→ **Problem details**: Each entry below is to be extracted exactly.
--- BEGIN Input material ---
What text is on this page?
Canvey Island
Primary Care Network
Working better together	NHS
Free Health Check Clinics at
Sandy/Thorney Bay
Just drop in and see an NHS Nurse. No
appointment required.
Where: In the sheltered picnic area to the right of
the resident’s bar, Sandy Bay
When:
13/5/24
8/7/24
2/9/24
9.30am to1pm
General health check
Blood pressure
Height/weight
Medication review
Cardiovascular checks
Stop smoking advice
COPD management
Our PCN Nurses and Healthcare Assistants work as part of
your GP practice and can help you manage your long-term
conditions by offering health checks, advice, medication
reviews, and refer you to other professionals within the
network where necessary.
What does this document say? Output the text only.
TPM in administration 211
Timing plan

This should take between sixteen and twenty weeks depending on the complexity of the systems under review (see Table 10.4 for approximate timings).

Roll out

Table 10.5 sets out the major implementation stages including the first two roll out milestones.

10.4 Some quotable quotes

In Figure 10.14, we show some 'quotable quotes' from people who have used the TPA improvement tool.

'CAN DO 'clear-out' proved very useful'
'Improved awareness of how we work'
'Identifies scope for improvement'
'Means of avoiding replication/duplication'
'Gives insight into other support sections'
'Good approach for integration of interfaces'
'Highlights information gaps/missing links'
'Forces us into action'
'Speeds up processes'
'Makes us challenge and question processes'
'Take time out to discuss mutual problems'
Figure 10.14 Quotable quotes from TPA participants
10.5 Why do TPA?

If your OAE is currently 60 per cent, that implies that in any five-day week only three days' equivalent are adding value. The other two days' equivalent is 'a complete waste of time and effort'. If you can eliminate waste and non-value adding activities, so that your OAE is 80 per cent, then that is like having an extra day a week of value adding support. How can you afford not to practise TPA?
--- END Input material ---
→ **The output**:
What text is on this page?
Canvey Island
Primary Care Network
Working better together	NHS
Free Health Check Clinics at
Sandy/Thorney Bay
Just drop in and see an NHS Nurse. No
appointment required.
Where: In the sheltered picnic area to the right of
the resident’s bar, Sandy Bay
When:
13/5/24
8/7/24
2/9/24
9.30am to1pm
General health check
Blood pressure
Height/weight
Medication review
Cardiovascular checks
Stop smoking advice
COPD management
Our PCN Nurses and Healthcare Assistants work as part of
your GP practice and can help you manage your long-term
conditions by offering health checks, advice, medication
reviews, and refer you to other professionals within the
network where necessary.
What does this document say? Output the text only.
TPM in administration 211
Timing plan

This should take between sixteen and twenty weeks depending on the complexity of the systems under review (see Table 10.4 for approximate timings).

Roll out

Table 10.5 sets out the major implementation stages including the first two roll out milestones.

10.4 Some quotable quotes

In Figure 10.14, we show some 'quotable quotes' from people who have used the TPA improvement tool.

'CAN DO 'clear-out' proved very useful'
'Improved awareness of how we work'
'Identifies scope for improvement'
'Means of avoiding replication/duplication'
'Gives insight into other support sections'
'Good approach for integration of interfaces'
'Highlights information gaps/missing links'
'Forces us into action'
'Speeds up processes'
'Makes us challenge and question processes'
'Take time out to discuss mutual problems'
Figure 10.14 Quotable quotes from TPA participants
10.5 Why do TPA?

If your OAE is currently 60 per cent, that implies that in any five-day week only three days' equivalent are adding value. The other two days' equivalent is 'a complete waste of time and effort'. If you can eliminate waste and non-value adding activities, so that your OAE is 80 per cent, then that is like having an extra day a week of value adding support. How can you afford not to practise TPA?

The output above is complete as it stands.